──────── Excerpted data ────────
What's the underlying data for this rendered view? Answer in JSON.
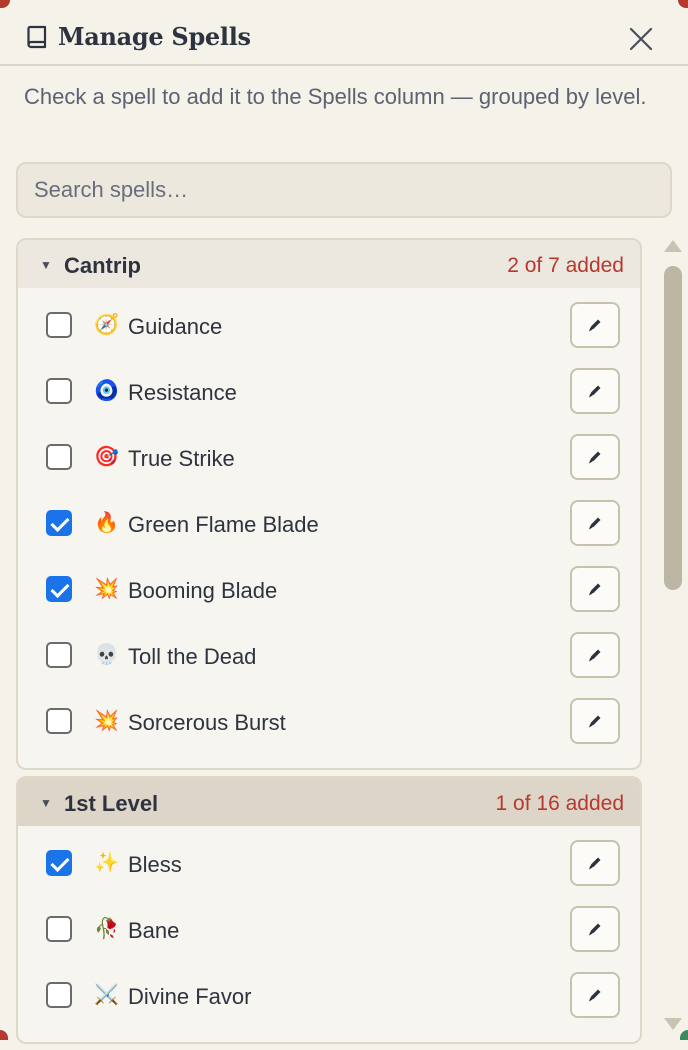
{
  "header": {
    "title": "Manage Spells",
    "icon": "book-icon",
    "close_icon": "close-icon"
  },
  "instructions": "Check a spell to add it to the Spells column — grouped by level.",
  "search": {
    "placeholder": "Search spells…",
    "value": ""
  },
  "colors": {
    "accent": "#b5392e",
    "checkbox_checked": "#1a73e8",
    "panel": "#f5f2ea"
  },
  "groups": [
    {
      "name": "Cantrip",
      "count": "2 of 7 added",
      "spells": [
        {
          "name": "Guidance",
          "icon": "🧭",
          "checked": false
        },
        {
          "name": "Resistance",
          "icon": "🧿",
          "checked": false
        },
        {
          "name": "True Strike",
          "icon": "🎯",
          "checked": false
        },
        {
          "name": "Green Flame Blade",
          "icon": "🔥",
          "checked": true
        },
        {
          "name": "Booming Blade",
          "icon": "💥",
          "checked": true
        },
        {
          "name": "Toll the Dead",
          "icon": "💀",
          "checked": false
        },
        {
          "name": "Sorcerous Burst",
          "icon": "💥",
          "checked": false
        }
      ]
    },
    {
      "name": "1st Level",
      "count": "1 of 16 added",
      "spells": [
        {
          "name": "Bless",
          "icon": "✨",
          "checked": true
        },
        {
          "name": "Bane",
          "icon": "🥀",
          "checked": false
        },
        {
          "name": "Divine Favor",
          "icon": "⚔️",
          "checked": false
        }
      ]
    }
  ]
}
────────
Written instruction =
Extract the full listing above verbatim; pictures are to be left out of the copy.

Final result =
What's the underlying data for this rendered view? Answer in JSON.
{
  "header": {
    "title": "Manage Spells",
    "icon": "book-icon",
    "close_icon": "close-icon"
  },
  "instructions": "Check a spell to add it to the Spells column — grouped by level.",
  "search": {
    "placeholder": "Search spells…",
    "value": ""
  },
  "colors": {
    "accent": "#b5392e",
    "checkbox_checked": "#1a73e8",
    "panel": "#f5f2ea"
  },
  "groups": [
    {
      "name": "Cantrip",
      "count": "2 of 7 added",
      "spells": [
        {
          "name": "Guidance",
          "icon": "🧭",
          "checked": false
        },
        {
          "name": "Resistance",
          "icon": "🧿",
          "checked": false
        },
        {
          "name": "True Strike",
          "icon": "🎯",
          "checked": false
        },
        {
          "name": "Green Flame Blade",
          "icon": "🔥",
          "checked": true
        },
        {
          "name": "Booming Blade",
          "icon": "💥",
          "checked": true
        },
        {
          "name": "Toll the Dead",
          "icon": "💀",
          "checked": false
        },
        {
          "name": "Sorcerous Burst",
          "icon": "💥",
          "checked": false
        }
      ]
    },
    {
      "name": "1st Level",
      "count": "1 of 16 added",
      "spells": [
        {
          "name": "Bless",
          "icon": "✨",
          "checked": true
        },
        {
          "name": "Bane",
          "icon": "🥀",
          "checked": false
        },
        {
          "name": "Divine Favor",
          "icon": "⚔️",
          "checked": false
        }
      ]
    }
  ]
}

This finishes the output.